---------- INPUT MATERIAL

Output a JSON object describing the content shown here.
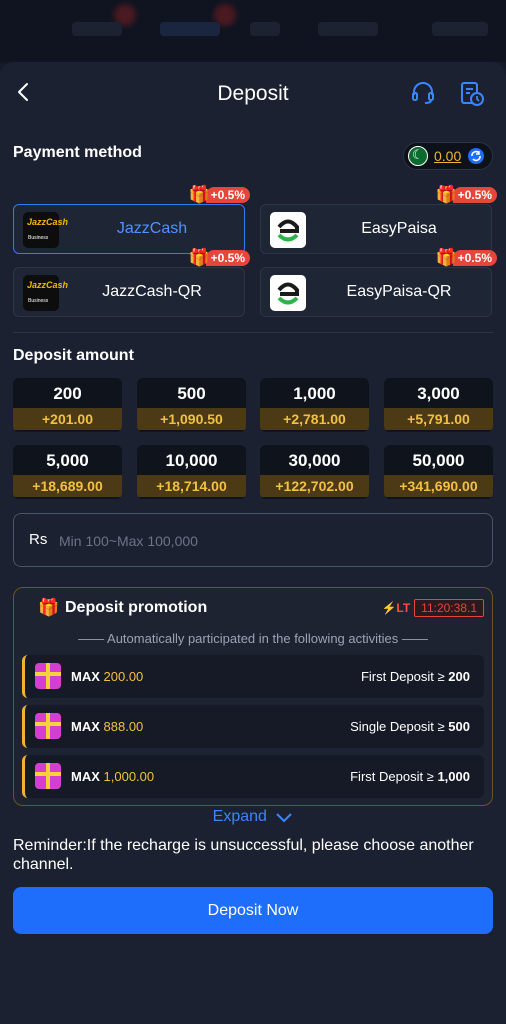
{
  "header": {
    "title": "Deposit"
  },
  "payment": {
    "section_title": "Payment method",
    "balance": "0.00",
    "methods": [
      {
        "label": "JazzCash",
        "bonus": "+0.5%",
        "logo": "jazzcash-logo"
      },
      {
        "label": "EasyPaisa",
        "bonus": "+0.5%",
        "logo": "easypaisa-logo"
      },
      {
        "label": "JazzCash-QR",
        "bonus": "+0.5%",
        "logo": "jazzcash-logo"
      },
      {
        "label": "EasyPaisa-QR",
        "bonus": "+0.5%",
        "logo": "easypaisa-logo"
      }
    ],
    "jazz_logo_text": "JazzCash",
    "jazz_logo_sub": "Business"
  },
  "deposit": {
    "section_title": "Deposit amount",
    "amounts": [
      {
        "value": "200",
        "bonus": "+201.00"
      },
      {
        "value": "500",
        "bonus": "+1,090.50"
      },
      {
        "value": "1,000",
        "bonus": "+2,781.00"
      },
      {
        "value": "3,000",
        "bonus": "+5,791.00"
      },
      {
        "value": "5,000",
        "bonus": "+18,689.00"
      },
      {
        "value": "10,000",
        "bonus": "+18,714.00"
      },
      {
        "value": "30,000",
        "bonus": "+122,702.00"
      },
      {
        "value": "50,000",
        "bonus": "+341,690.00"
      }
    ],
    "currency": "Rs",
    "placeholder": "Min 100~Max 100,000"
  },
  "promotion": {
    "title": "Deposit promotion",
    "timer_badge": "LT",
    "timer": "11:20:38.1",
    "subtitle": "—— Automatically participated in the following activities ——",
    "activities": [
      {
        "max_label": "MAX",
        "max_value": "200.00",
        "condition": "First Deposit ≥",
        "threshold": "200"
      },
      {
        "max_label": "MAX",
        "max_value": "888.00",
        "condition": "Single Deposit ≥",
        "threshold": "500"
      },
      {
        "max_label": "MAX",
        "max_value": "1,000.00",
        "condition": "First Deposit ≥",
        "threshold": "1,000"
      }
    ],
    "expand_label": "Expand"
  },
  "reminder": "Reminder:If the recharge is unsuccessful, please choose another channel.",
  "deposit_button": "Deposit Now",
  "colors": {
    "accent": "#1f6efb",
    "bonus_gold": "#f2c043",
    "tag_red": "#e6453a"
  }
}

--------------------

> _SHORT PROBLEM_
Copy out each line in the preceding records that contains "promotion".

> _REPLY_
  "promotion": {
    "title": "Deposit promotion",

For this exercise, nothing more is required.